**Material**
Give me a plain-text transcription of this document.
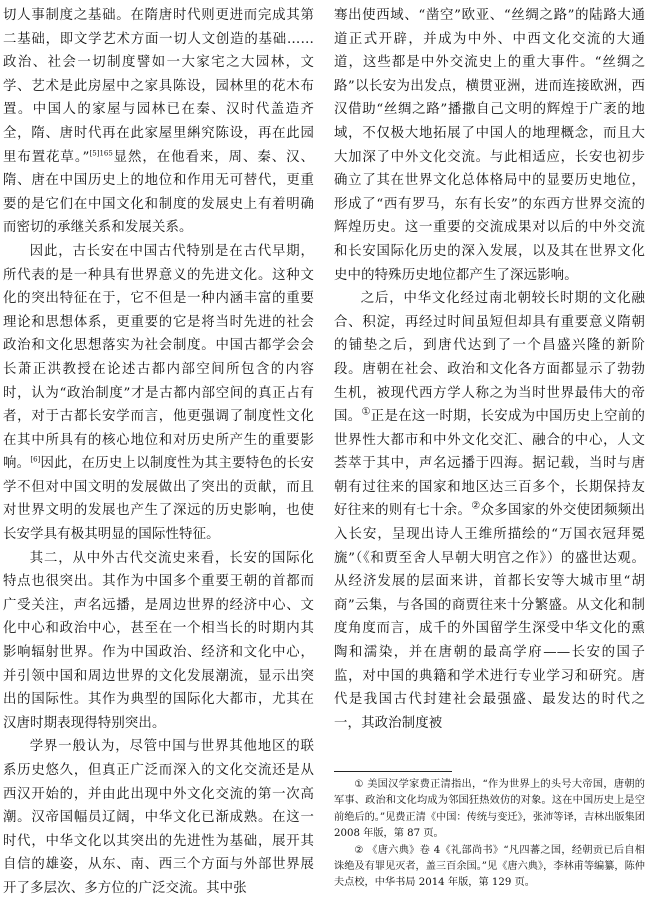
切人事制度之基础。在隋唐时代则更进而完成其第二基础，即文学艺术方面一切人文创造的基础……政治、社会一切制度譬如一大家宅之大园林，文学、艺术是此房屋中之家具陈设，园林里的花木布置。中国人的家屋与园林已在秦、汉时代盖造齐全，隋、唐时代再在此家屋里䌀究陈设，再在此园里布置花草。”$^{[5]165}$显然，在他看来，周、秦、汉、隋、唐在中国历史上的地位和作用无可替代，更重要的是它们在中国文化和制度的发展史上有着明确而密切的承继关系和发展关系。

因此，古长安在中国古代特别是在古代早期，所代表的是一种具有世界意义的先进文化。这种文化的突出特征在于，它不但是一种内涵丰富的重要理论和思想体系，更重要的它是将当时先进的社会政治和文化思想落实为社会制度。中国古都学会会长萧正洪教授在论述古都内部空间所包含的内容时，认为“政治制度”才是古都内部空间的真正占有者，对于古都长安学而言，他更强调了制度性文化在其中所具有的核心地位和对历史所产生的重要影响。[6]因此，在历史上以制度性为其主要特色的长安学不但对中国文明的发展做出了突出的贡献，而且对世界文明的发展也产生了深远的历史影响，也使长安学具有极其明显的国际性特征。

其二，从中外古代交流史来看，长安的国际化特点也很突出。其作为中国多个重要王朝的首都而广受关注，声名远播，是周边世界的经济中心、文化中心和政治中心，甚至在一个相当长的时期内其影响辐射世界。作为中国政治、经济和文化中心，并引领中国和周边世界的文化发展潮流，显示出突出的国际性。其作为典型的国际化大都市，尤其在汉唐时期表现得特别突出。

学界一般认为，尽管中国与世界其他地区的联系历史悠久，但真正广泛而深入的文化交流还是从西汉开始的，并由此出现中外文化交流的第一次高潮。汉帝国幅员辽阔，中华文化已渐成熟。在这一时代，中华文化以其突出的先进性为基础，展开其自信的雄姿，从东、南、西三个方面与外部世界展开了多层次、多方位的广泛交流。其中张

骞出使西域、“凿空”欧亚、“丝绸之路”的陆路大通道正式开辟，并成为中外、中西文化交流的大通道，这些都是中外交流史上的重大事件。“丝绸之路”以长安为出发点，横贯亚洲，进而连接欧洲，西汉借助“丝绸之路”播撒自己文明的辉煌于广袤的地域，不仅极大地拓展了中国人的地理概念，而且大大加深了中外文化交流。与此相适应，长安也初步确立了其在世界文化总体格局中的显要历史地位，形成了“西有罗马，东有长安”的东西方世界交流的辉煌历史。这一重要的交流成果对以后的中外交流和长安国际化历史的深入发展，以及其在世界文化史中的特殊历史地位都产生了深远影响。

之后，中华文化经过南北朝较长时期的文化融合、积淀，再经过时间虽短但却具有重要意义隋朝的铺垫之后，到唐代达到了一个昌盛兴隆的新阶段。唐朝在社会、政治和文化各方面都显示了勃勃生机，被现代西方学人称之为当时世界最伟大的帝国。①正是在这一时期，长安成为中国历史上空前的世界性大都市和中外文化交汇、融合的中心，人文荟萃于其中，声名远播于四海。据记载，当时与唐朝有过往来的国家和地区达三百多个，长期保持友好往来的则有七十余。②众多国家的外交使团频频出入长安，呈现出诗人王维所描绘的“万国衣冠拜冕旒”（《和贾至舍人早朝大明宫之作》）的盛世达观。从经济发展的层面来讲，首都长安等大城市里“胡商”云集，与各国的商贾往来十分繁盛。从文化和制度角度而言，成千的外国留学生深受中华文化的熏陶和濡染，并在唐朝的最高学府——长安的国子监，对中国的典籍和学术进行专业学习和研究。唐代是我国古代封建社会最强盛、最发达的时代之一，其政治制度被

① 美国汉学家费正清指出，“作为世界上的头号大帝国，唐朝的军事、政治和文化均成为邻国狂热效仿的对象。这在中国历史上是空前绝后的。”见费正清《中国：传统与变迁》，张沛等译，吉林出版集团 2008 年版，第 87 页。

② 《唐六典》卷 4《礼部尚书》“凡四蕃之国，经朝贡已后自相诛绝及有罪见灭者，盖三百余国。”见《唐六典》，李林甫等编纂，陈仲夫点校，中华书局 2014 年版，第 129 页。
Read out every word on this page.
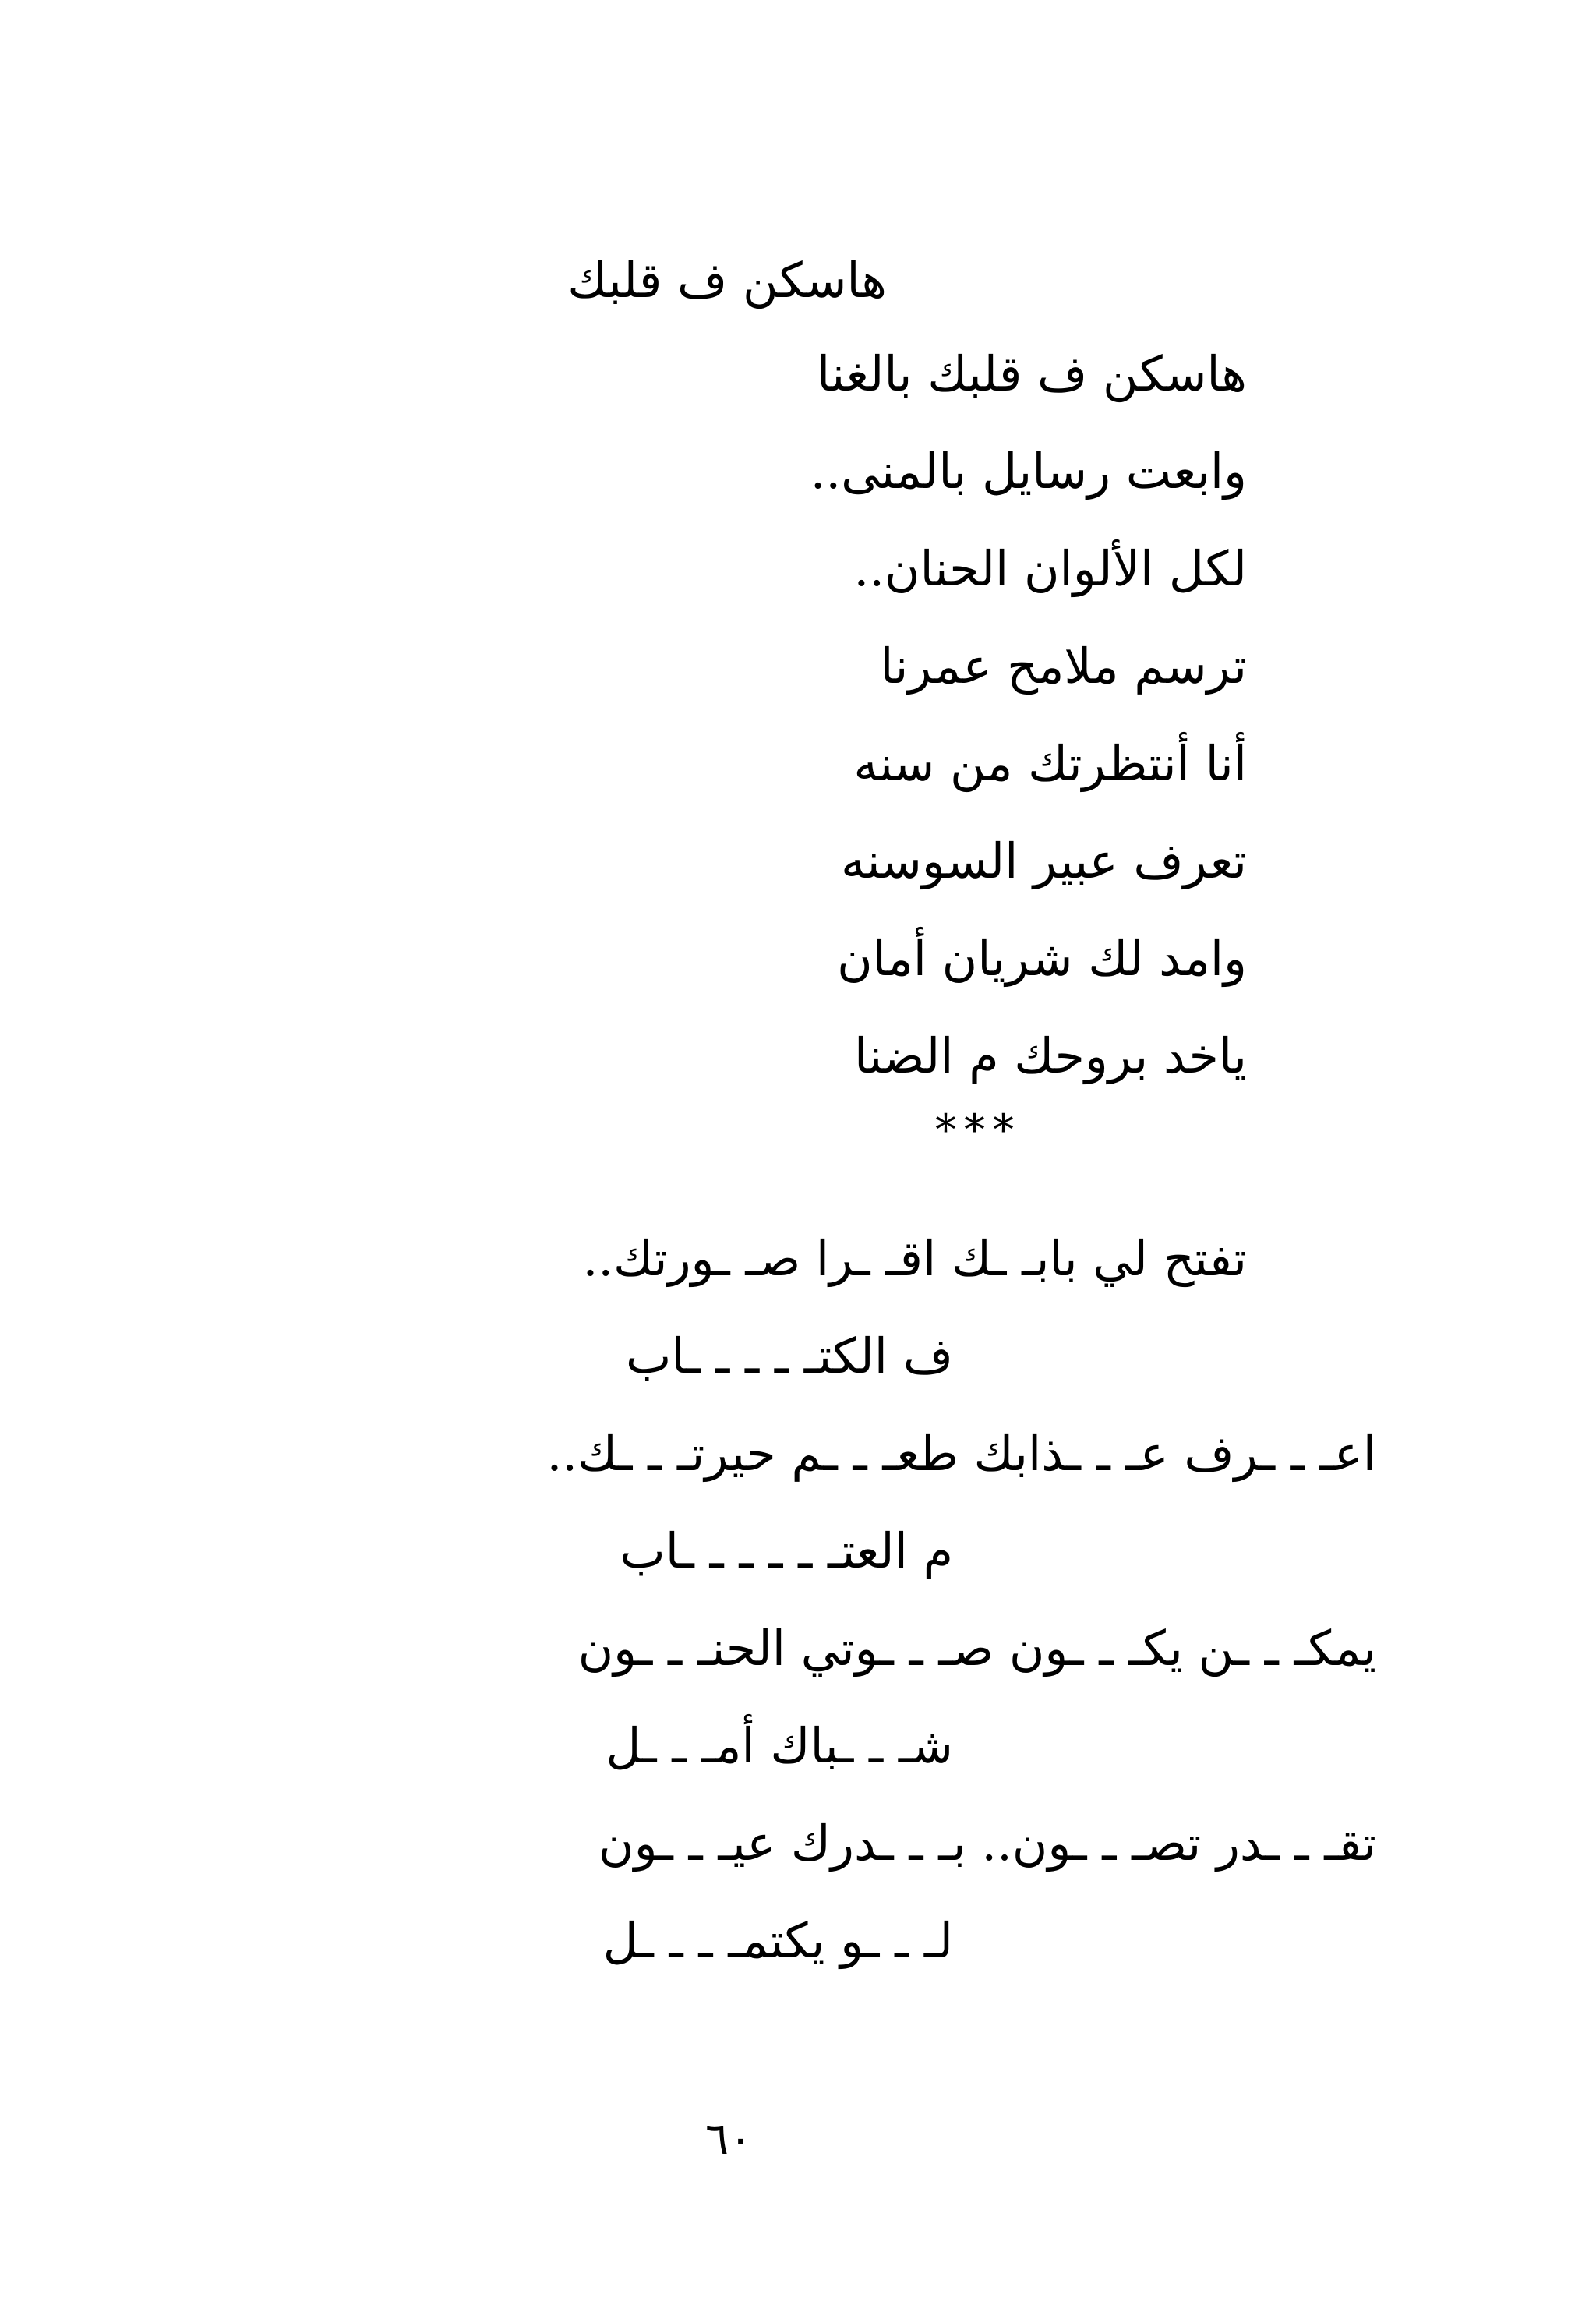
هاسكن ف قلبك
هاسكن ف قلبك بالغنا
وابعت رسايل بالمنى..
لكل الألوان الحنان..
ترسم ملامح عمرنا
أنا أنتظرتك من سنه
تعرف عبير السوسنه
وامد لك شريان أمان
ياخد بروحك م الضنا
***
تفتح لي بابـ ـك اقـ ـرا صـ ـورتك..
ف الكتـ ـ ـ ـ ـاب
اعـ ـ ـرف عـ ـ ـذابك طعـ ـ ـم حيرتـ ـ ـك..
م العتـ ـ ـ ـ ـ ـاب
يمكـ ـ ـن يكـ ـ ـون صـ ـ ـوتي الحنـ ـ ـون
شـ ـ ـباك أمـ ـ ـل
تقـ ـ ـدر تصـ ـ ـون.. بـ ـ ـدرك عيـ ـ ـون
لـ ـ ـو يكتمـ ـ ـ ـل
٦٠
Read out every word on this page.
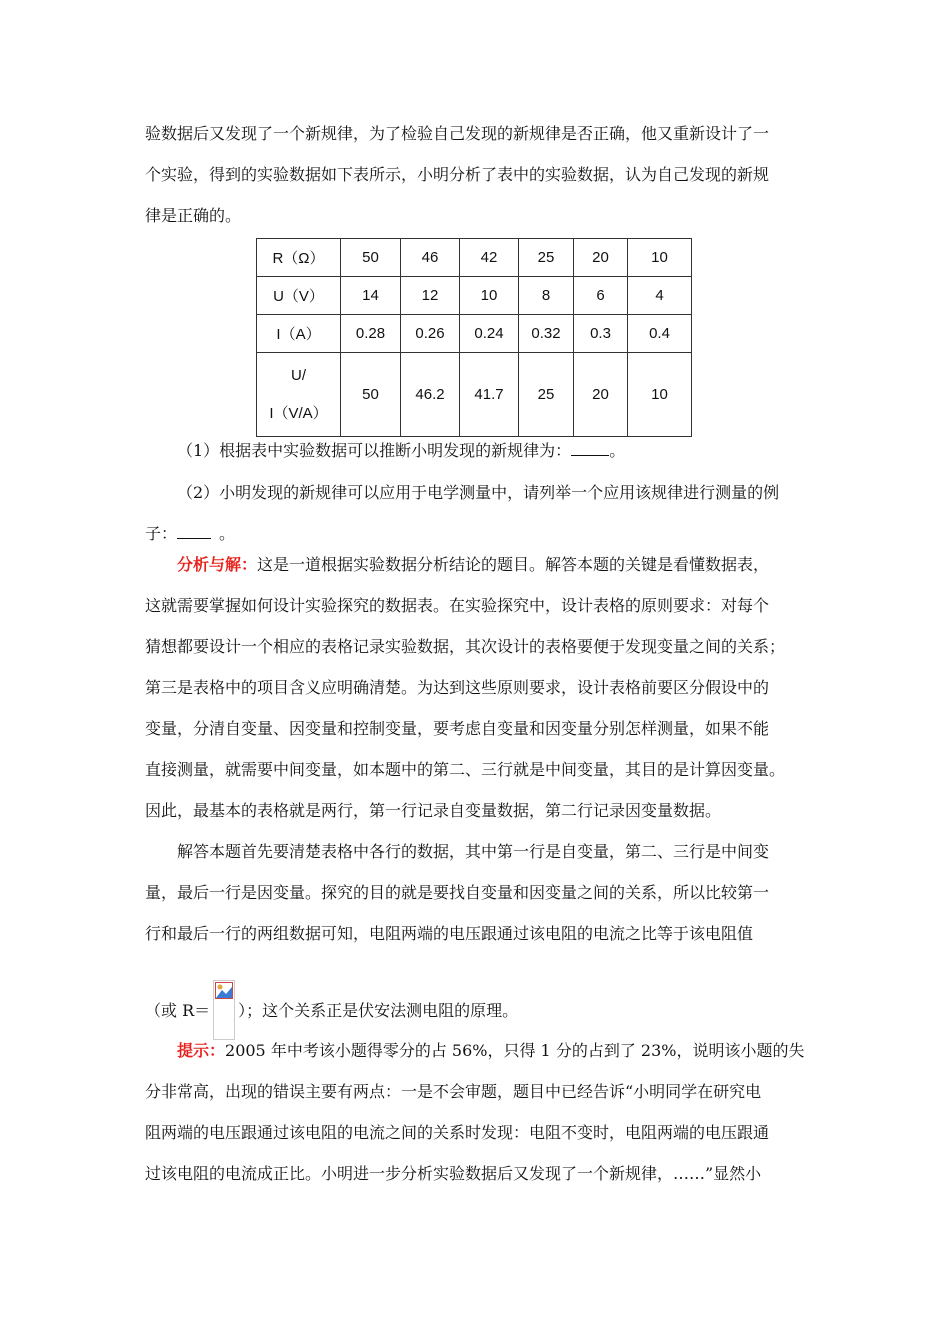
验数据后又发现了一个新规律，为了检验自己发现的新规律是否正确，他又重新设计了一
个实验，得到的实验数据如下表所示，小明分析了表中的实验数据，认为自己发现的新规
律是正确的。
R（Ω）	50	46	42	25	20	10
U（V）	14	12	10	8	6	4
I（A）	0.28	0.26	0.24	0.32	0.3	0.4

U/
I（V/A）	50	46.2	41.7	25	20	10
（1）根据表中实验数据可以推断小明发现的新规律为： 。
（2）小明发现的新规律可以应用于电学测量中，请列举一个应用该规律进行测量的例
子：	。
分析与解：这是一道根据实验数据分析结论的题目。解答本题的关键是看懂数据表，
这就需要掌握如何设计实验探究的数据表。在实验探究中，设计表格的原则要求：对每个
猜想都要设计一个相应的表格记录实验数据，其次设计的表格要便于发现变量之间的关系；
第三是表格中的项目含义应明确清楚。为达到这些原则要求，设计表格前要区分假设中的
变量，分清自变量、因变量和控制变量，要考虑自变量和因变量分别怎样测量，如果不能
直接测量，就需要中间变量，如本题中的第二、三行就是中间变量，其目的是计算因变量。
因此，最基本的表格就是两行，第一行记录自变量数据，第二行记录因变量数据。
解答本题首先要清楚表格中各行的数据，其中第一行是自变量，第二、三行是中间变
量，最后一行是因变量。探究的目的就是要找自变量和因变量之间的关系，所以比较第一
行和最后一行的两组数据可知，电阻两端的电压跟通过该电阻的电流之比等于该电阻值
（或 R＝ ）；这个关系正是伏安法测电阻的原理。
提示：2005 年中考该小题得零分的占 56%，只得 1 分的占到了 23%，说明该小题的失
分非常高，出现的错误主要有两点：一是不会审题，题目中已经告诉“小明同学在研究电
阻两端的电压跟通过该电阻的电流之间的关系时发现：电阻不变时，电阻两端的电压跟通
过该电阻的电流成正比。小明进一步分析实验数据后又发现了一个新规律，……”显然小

**Requirements**
Quote the data exactly, leaving every image out of the copy.

**Output for this exercise**
Give me a plain-text transcription of this document.
切人事制度之基础。在隋唐时代则更进而完成其第二基础，即文学艺术方面一切人文创造的基础……政治、社会一切制度譬如一大家宅之大园林，文学、艺术是此房屋中之家具陈设，园林里的花木布置。中国人的家屋与园林已在秦、汉时代盖造齐全，隋、唐时代再在此家屋里䌀究陈设，再在此园里布置花草。”$^{[5]165}$显然，在他看来，周、秦、汉、隋、唐在中国历史上的地位和作用无可替代，更重要的是它们在中国文化和制度的发展史上有着明确而密切的承继关系和发展关系。

因此，古长安在中国古代特别是在古代早期，所代表的是一种具有世界意义的先进文化。这种文化的突出特征在于，它不但是一种内涵丰富的重要理论和思想体系，更重要的它是将当时先进的社会政治和文化思想落实为社会制度。中国古都学会会长萧正洪教授在论述古都内部空间所包含的内容时，认为“政治制度”才是古都内部空间的真正占有者，对于古都长安学而言，他更强调了制度性文化在其中所具有的核心地位和对历史所产生的重要影响。[6]因此，在历史上以制度性为其主要特色的长安学不但对中国文明的发展做出了突出的贡献，而且对世界文明的发展也产生了深远的历史影响，也使长安学具有极其明显的国际性特征。

其二，从中外古代交流史来看，长安的国际化特点也很突出。其作为中国多个重要王朝的首都而广受关注，声名远播，是周边世界的经济中心、文化中心和政治中心，甚至在一个相当长的时期内其影响辐射世界。作为中国政治、经济和文化中心，并引领中国和周边世界的文化发展潮流，显示出突出的国际性。其作为典型的国际化大都市，尤其在汉唐时期表现得特别突出。

学界一般认为，尽管中国与世界其他地区的联系历史悠久，但真正广泛而深入的文化交流还是从西汉开始的，并由此出现中外文化交流的第一次高潮。汉帝国幅员辽阔，中华文化已渐成熟。在这一时代，中华文化以其突出的先进性为基础，展开其自信的雄姿，从东、南、西三个方面与外部世界展开了多层次、多方位的广泛交流。其中张

骞出使西域、“凿空”欧亚、“丝绸之路”的陆路大通道正式开辟，并成为中外、中西文化交流的大通道，这些都是中外交流史上的重大事件。“丝绸之路”以长安为出发点，横贯亚洲，进而连接欧洲，西汉借助“丝绸之路”播撒自己文明的辉煌于广袤的地域，不仅极大地拓展了中国人的地理概念，而且大大加深了中外文化交流。与此相适应，长安也初步确立了其在世界文化总体格局中的显要历史地位，形成了“西有罗马，东有长安”的东西方世界交流的辉煌历史。这一重要的交流成果对以后的中外交流和长安国际化历史的深入发展，以及其在世界文化史中的特殊历史地位都产生了深远影响。

之后，中华文化经过南北朝较长时期的文化融合、积淀，再经过时间虽短但却具有重要意义隋朝的铺垫之后，到唐代达到了一个昌盛兴隆的新阶段。唐朝在社会、政治和文化各方面都显示了勃勃生机，被现代西方学人称之为当时世界最伟大的帝国。①正是在这一时期，长安成为中国历史上空前的世界性大都市和中外文化交汇、融合的中心，人文荟萃于其中，声名远播于四海。据记载，当时与唐朝有过往来的国家和地区达三百多个，长期保持友好往来的则有七十余。②众多国家的外交使团频频出入长安，呈现出诗人王维所描绘的“万国衣冠拜冕旒”（《和贾至舍人早朝大明宫之作》）的盛世达观。从经济发展的层面来讲，首都长安等大城市里“胡商”云集，与各国的商贾往来十分繁盛。从文化和制度角度而言，成千的外国留学生深受中华文化的熏陶和濡染，并在唐朝的最高学府——长安的国子监，对中国的典籍和学术进行专业学习和研究。唐代是我国古代封建社会最强盛、最发达的时代之一，其政治制度被

① 美国汉学家费正清指出，“作为世界上的头号大帝国，唐朝的军事、政治和文化均成为邻国狂热效仿的对象。这在中国历史上是空前绝后的。”见费正清《中国：传统与变迁》，张沛等译，吉林出版集团 2008 年版，第 87 页。

② 《唐六典》卷 4《礼部尚书》“凡四蕃之国，经朝贡已后自相诛绝及有罪见灭者，盖三百余国。”见《唐六典》，李林甫等编纂，陈仲夫点校，中华书局 2014 年版，第 129 页。
Read out every word on this page.
هاسكن ف قلبك
هاسكن ف قلبك بالغنا
وابعت رسايل بالمنى..
لكل الألوان الحنان..
ترسم ملامح عمرنا
أنا أنتظرتك من سنه
تعرف عبير السوسنه
وامد لك شريان أمان
ياخد بروحك م الضنا
***
تفتح لي بابـ ـك اقـ ـرا صـ ـورتك..
ف الكتـ ـ ـ ـ ـاب
اعـ ـ ـرف عـ ـ ـذابك طعـ ـ ـم حيرتـ ـ ـك..
م العتـ ـ ـ ـ ـ ـاب
يمكـ ـ ـن يكـ ـ ـون صـ ـ ـوتي الحنـ ـ ـون
شـ ـ ـباك أمـ ـ ـل
تقـ ـ ـدر تصـ ـ ـون.. بـ ـ ـدرك عيـ ـ ـون
لـ ـ ـو يكتمـ ـ ـ ـل
٦٠
Read out every word on this page.
验数据后又发现了一个新规律，为了检验自己发现的新规律是否正确，他又重新设计了一
个实验，得到的实验数据如下表所示，小明分析了表中的实验数据，认为自己发现的新规
律是正确的。
R（Ω）	50	46	42	25	20	10
U（V）	14	12	10	8	6	4
I（A）	0.28	0.26	0.24	0.32	0.3	0.4

U/
I（V/A）	50	46.2	41.7	25	20	10
（1）根据表中实验数据可以推断小明发现的新规律为： 。
（2）小明发现的新规律可以应用于电学测量中，请列举一个应用该规律进行测量的例
子：	。
分析与解：这是一道根据实验数据分析结论的题目。解答本题的关键是看懂数据表，
这就需要掌握如何设计实验探究的数据表。在实验探究中，设计表格的原则要求：对每个
猜想都要设计一个相应的表格记录实验数据，其次设计的表格要便于发现变量之间的关系；
第三是表格中的项目含义应明确清楚。为达到这些原则要求，设计表格前要区分假设中的
变量，分清自变量、因变量和控制变量，要考虑自变量和因变量分别怎样测量，如果不能
直接测量，就需要中间变量，如本题中的第二、三行就是中间变量，其目的是计算因变量。
因此，最基本的表格就是两行，第一行记录自变量数据，第二行记录因变量数据。
解答本题首先要清楚表格中各行的数据，其中第一行是自变量，第二、三行是中间变
量，最后一行是因变量。探究的目的就是要找自变量和因变量之间的关系，所以比较第一
行和最后一行的两组数据可知，电阻两端的电压跟通过该电阻的电流之比等于该电阻值
（或 R＝ ）；这个关系正是伏安法测电阻的原理。
提示：2005 年中考该小题得零分的占 56%，只得 1 分的占到了 23%，说明该小题的失
分非常高，出现的错误主要有两点：一是不会审题，题目中已经告诉“小明同学在研究电
阻两端的电压跟通过该电阻的电流之间的关系时发现：电阻不变时，电阻两端的电压跟通
过该电阻的电流成正比。小明进一步分析实验数据后又发现了一个新规律，……”显然小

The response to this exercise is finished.